Material provided:
* Start *

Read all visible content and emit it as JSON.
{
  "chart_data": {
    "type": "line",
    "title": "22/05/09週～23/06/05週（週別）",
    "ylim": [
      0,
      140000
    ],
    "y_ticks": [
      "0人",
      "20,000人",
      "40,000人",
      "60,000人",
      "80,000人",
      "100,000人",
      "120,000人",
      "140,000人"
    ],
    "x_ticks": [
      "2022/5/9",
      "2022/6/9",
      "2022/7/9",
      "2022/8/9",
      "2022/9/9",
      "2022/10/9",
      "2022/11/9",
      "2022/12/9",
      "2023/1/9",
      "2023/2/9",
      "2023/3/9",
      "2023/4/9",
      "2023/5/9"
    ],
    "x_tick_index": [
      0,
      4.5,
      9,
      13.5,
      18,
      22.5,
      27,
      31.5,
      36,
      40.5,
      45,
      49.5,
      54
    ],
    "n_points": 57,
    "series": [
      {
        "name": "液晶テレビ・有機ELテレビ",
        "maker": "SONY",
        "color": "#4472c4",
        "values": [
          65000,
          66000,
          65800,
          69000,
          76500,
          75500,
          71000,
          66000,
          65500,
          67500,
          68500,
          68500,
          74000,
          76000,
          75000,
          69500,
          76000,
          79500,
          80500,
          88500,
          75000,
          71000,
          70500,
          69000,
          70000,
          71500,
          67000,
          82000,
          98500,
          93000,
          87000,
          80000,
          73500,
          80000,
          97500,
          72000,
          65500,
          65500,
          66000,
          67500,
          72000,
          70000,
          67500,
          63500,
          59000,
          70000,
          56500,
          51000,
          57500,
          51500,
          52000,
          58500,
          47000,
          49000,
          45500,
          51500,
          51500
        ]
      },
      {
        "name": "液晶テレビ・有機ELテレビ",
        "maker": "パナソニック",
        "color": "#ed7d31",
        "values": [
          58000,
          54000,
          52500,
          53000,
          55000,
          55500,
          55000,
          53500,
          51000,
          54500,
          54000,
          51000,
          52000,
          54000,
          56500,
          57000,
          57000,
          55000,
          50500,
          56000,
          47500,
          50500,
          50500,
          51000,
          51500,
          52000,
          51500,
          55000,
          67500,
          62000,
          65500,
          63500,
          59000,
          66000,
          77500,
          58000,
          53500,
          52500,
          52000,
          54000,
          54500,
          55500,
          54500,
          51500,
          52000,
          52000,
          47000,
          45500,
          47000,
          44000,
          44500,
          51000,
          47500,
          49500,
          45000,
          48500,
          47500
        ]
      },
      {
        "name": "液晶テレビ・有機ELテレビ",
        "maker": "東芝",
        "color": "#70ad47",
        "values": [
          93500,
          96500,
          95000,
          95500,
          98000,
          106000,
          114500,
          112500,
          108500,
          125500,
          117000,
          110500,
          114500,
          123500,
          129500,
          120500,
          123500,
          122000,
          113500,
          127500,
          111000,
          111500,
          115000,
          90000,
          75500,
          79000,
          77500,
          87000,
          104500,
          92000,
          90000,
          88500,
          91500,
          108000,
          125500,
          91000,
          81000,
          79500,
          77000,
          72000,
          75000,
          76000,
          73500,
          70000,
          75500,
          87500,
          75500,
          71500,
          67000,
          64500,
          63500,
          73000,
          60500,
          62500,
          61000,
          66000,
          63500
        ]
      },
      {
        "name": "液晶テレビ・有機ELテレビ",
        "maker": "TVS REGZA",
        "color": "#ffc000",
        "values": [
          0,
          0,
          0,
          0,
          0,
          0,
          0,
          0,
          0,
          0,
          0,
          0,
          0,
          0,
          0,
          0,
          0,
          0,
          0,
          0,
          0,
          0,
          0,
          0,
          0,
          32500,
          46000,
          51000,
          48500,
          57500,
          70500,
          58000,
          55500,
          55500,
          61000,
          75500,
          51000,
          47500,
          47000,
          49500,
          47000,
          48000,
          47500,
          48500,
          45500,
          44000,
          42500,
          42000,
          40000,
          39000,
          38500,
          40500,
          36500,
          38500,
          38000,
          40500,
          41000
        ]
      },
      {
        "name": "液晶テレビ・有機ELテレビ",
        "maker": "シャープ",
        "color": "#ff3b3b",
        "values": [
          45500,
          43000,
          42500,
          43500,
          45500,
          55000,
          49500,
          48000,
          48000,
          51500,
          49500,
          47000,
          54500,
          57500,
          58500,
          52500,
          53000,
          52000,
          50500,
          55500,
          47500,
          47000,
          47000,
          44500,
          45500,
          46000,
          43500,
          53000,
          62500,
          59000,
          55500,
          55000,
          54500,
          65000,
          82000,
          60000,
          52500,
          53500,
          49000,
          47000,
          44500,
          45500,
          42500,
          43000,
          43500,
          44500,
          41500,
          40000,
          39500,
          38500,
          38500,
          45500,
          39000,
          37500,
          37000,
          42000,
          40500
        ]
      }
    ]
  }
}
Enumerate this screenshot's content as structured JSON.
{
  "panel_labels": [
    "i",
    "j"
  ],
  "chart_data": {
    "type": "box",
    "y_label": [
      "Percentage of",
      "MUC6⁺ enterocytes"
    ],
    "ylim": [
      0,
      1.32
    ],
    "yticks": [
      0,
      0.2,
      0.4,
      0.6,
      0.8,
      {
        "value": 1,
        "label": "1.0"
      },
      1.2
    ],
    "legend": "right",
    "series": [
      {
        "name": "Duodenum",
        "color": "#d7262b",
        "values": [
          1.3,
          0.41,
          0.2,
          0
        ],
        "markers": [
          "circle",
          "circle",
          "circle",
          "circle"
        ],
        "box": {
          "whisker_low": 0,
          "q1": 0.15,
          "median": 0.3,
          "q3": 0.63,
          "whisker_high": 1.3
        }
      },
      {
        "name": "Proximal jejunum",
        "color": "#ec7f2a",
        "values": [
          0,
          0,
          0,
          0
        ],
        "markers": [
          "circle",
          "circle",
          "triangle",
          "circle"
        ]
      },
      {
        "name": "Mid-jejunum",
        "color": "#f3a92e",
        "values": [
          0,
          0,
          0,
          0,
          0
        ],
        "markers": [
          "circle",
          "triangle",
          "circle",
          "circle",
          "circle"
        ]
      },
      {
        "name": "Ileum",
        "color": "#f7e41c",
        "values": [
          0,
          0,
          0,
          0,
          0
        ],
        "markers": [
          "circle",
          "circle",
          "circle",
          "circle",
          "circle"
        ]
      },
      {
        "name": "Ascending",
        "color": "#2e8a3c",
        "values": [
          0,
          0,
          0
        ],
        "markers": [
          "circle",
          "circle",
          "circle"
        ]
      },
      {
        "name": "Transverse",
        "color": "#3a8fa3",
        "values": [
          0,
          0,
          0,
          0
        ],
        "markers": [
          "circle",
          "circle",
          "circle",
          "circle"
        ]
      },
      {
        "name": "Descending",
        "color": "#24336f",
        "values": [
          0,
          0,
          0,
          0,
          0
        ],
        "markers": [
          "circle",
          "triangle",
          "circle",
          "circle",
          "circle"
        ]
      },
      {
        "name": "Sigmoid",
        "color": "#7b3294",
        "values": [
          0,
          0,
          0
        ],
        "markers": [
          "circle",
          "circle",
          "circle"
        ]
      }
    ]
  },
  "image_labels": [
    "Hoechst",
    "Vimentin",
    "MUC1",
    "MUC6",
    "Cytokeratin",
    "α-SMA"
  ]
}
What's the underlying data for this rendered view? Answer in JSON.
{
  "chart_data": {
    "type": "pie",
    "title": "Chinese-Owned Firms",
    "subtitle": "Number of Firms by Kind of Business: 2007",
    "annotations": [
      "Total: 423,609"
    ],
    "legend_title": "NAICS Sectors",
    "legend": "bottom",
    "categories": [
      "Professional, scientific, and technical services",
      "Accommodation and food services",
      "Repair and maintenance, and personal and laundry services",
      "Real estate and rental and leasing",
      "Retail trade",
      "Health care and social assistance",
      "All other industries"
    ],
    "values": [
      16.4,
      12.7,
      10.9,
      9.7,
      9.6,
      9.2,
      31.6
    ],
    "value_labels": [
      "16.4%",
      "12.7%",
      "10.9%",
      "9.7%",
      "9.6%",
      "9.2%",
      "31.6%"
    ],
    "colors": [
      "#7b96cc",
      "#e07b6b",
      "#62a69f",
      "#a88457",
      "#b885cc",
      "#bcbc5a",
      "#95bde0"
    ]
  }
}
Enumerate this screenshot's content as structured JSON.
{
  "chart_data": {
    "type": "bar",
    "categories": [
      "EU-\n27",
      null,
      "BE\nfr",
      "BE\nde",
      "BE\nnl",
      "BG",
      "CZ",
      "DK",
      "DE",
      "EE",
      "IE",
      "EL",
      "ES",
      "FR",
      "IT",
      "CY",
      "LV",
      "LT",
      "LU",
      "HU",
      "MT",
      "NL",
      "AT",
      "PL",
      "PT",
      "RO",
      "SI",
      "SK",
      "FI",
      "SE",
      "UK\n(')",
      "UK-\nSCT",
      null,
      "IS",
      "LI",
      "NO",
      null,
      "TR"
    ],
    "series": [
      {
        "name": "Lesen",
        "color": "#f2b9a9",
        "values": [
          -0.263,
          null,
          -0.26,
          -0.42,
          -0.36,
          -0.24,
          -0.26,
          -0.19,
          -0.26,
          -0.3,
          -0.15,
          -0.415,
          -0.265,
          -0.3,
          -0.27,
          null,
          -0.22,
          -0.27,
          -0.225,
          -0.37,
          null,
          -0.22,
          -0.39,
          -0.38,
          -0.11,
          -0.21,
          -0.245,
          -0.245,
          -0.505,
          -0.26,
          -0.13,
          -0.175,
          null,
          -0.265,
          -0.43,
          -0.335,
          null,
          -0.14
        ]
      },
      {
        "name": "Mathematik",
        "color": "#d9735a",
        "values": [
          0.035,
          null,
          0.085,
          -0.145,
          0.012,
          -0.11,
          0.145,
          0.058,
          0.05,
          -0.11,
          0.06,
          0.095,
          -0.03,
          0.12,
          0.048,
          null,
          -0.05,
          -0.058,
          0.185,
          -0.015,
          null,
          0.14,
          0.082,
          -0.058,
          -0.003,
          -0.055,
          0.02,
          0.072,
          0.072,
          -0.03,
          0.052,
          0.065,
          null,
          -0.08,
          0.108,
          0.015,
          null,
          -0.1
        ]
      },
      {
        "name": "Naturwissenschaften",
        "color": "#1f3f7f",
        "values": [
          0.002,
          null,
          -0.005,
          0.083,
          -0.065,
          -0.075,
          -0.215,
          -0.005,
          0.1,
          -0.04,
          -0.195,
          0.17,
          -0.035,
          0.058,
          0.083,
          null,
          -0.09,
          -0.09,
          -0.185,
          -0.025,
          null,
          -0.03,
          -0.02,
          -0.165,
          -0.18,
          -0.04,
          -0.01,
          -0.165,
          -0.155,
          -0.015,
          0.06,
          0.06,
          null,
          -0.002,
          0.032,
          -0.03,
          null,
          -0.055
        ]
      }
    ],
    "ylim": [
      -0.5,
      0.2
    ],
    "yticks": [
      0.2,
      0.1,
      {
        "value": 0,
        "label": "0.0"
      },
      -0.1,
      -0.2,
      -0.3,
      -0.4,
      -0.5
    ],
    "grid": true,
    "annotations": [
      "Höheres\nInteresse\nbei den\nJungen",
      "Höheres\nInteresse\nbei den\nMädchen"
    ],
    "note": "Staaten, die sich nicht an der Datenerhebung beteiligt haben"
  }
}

* End *

What you have to do:
Gather each line in the data that holds the string "Höheres".

Solution to the problem:
      "Höheres\nInteresse\nbei den\nJungen",
      "Höheres\nInteresse\nbei den\nMädchen"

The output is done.